-- Supplied data start --

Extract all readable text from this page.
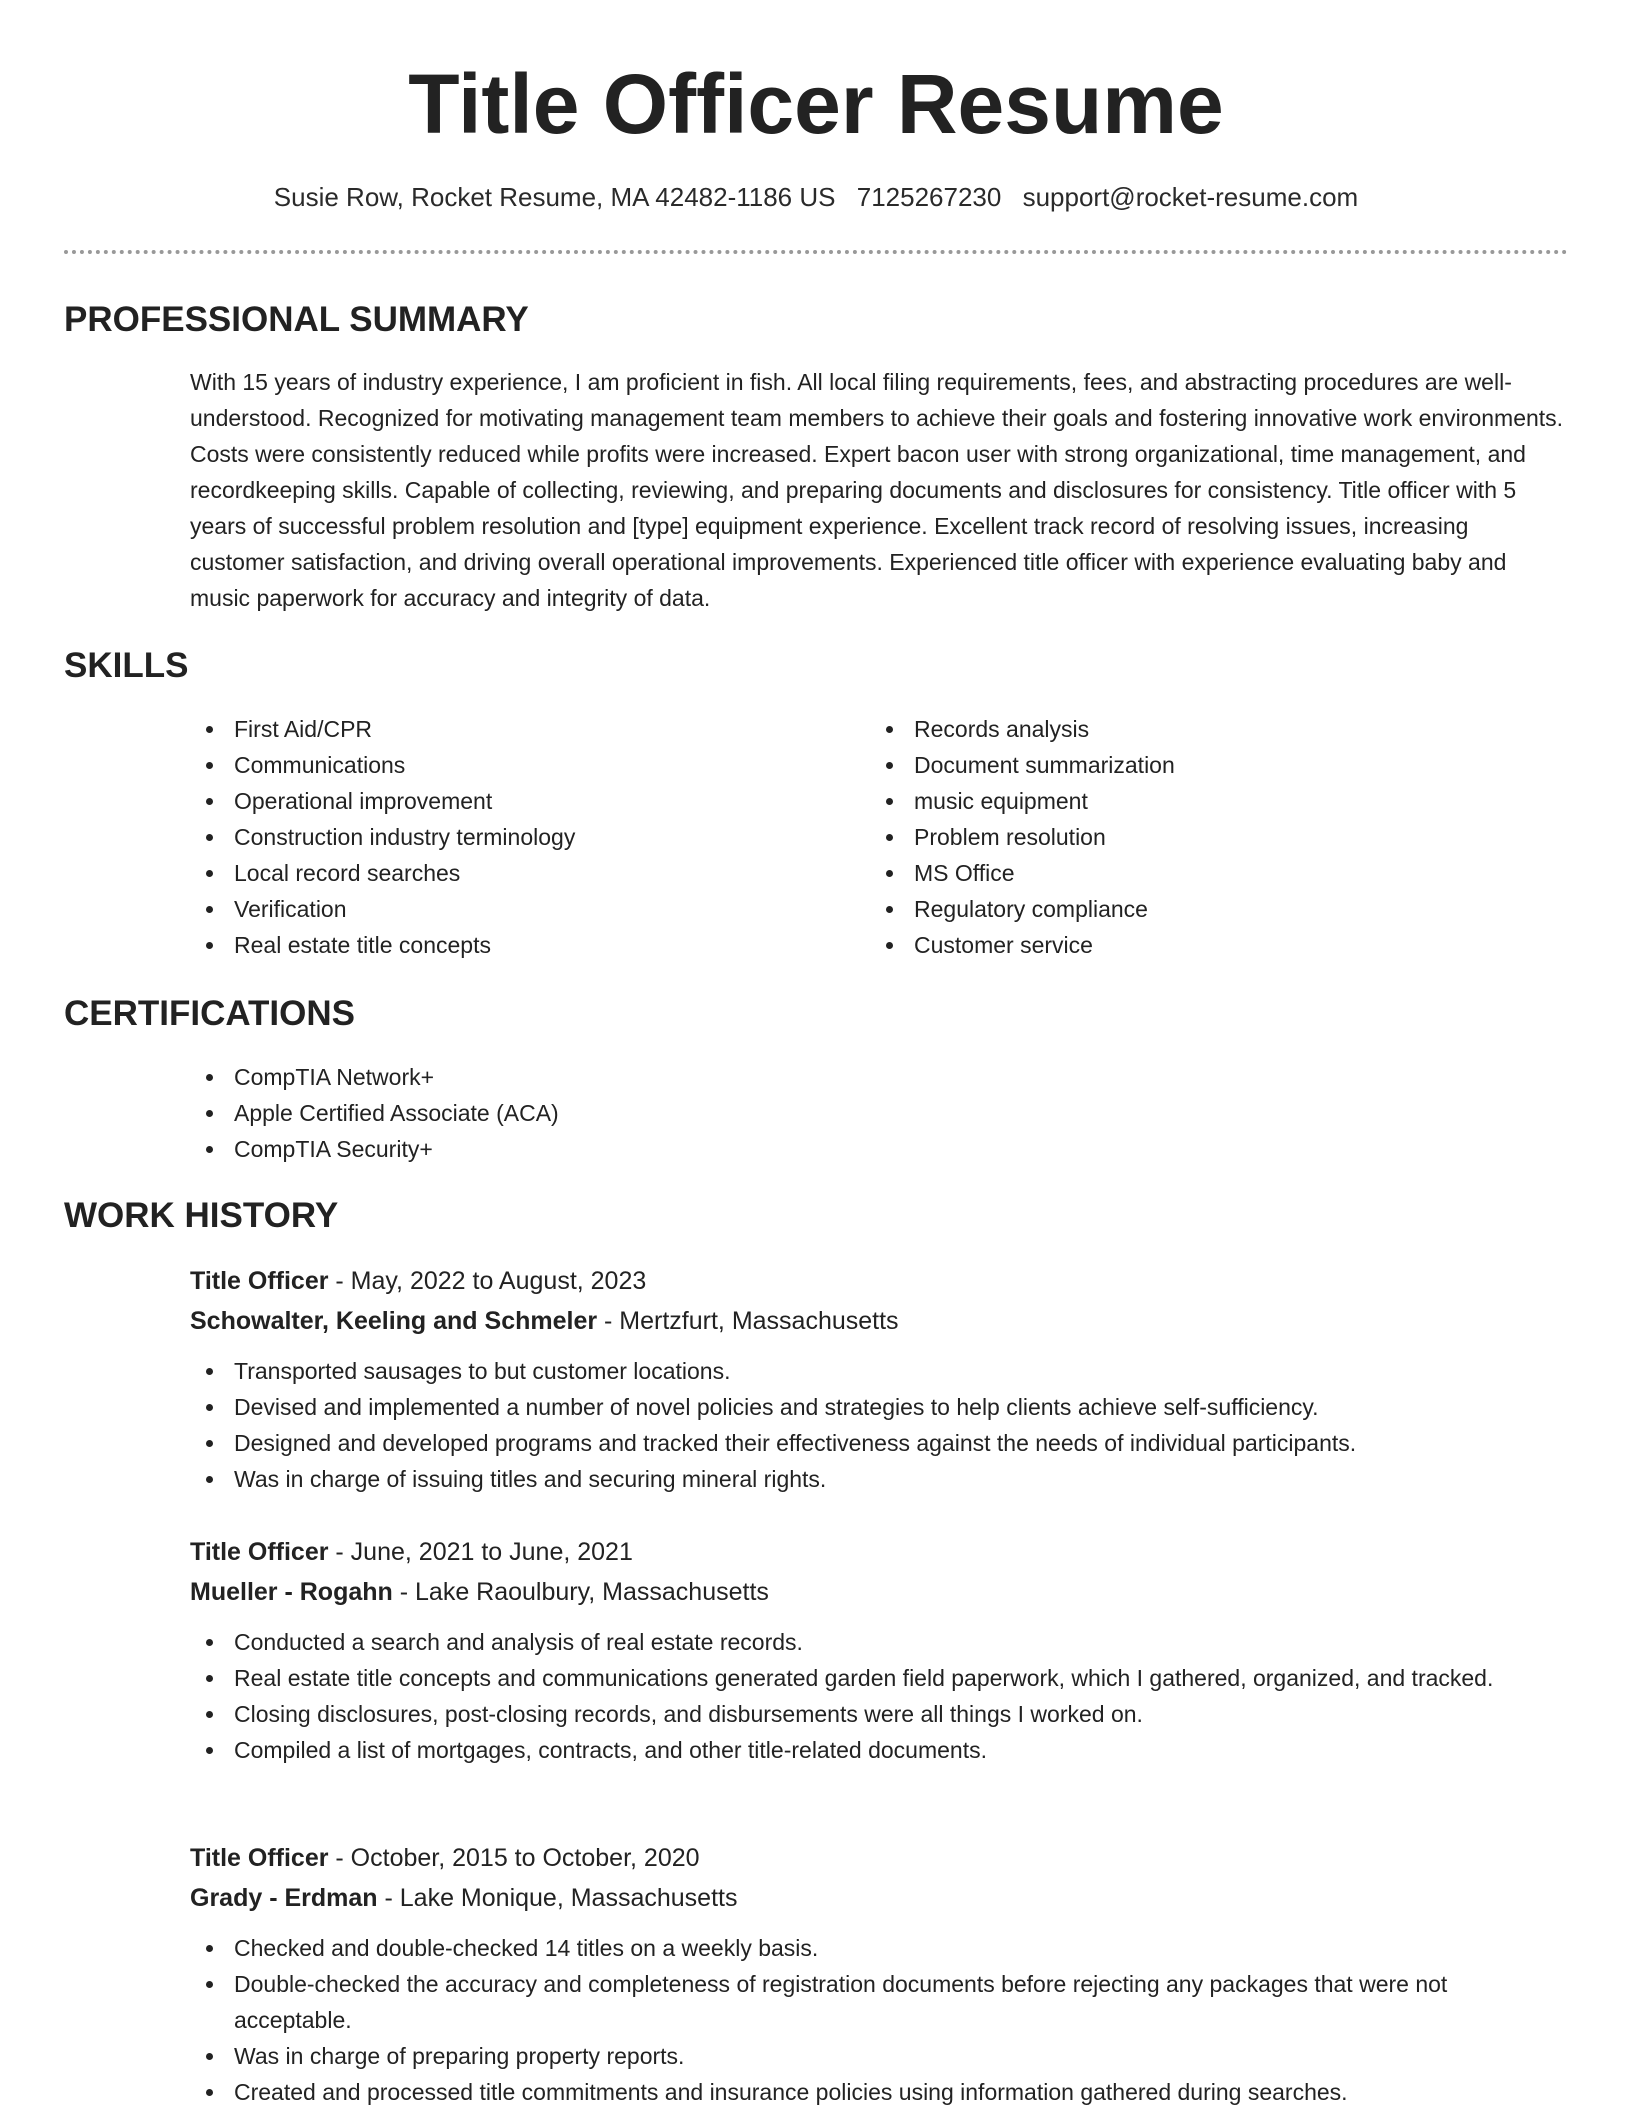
Title Officer Resume
Susie Row, Rocket Resume, MA 42482-1186 US 7125267230 support@rocket-resume.com
PROFESSIONAL SUMMARY

With 15 years of industry experience, I am proficient in fish. All local filing requirements, fees, and abstracting procedures are well-understood. Recognized for motivating management team members to achieve their goals and fostering innovative work environments. Costs were consistently reduced while profits were increased. Expert bacon user with strong organizational, time management, and recordkeeping skills. Capable of collecting, reviewing, and preparing documents and disclosures for consistency. Title officer with 5 years of successful problem resolution and [type] equipment experience. Excellent track record of resolving issues, increasing customer satisfaction, and driving overall operational improvements. Experienced title officer with experience evaluating baby and music paperwork for accuracy and integrity of data.

SKILLS
First Aid/CPR
Communications
Operational improvement
Construction industry terminology
Local record searches
Verification
Real estate title concepts
Records analysis
Document summarization
music equipment
Problem resolution
MS Office
Regulatory compliance
Customer service
CERTIFICATIONS
CompTIA Network+
Apple Certified Associate (ACA)
CompTIA Security+
WORK HISTORY

Title Officer - May, 2022 to August, 2023

Schowalter, Keeling and Schmeler - Mertzfurt, Massachusetts

Transported sausages to but customer locations.
Devised and implemented a number of novel policies and strategies to help clients achieve self-sufficiency.
Designed and developed programs and tracked their effectiveness against the needs of individual participants.
Was in charge of issuing titles and securing mineral rights.

Title Officer - June, 2021 to June, 2021

Mueller - Rogahn - Lake Raoulbury, Massachusetts

Conducted a search and analysis of real estate records.
Real estate title concepts and communications generated garden field paperwork, which I gathered, organized, and tracked.
Closing disclosures, post-closing records, and disbursements were all things I worked on.
Compiled a list of mortgages, contracts, and other title-related documents.

Title Officer - October, 2015 to October, 2020

Grady - Erdman - Lake Monique, Massachusetts

Checked and double-checked 14 titles on a weekly basis.
Double-checked the accuracy and completeness of registration documents before rejecting any packages that were not acceptable.
Was in charge of preparing property reports.
Created and processed title commitments and insurance policies using information gathered during searches.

-- Supplied data end --

- [The task]:
Locate all lines in the listing above with the word "checked". Copy them.

- [Answer in full]:
Checked and double-checked 14 titles on a weekly basis.
Double-checked the accuracy and completeness of registration documents before rejecting any packages that were not acceptable.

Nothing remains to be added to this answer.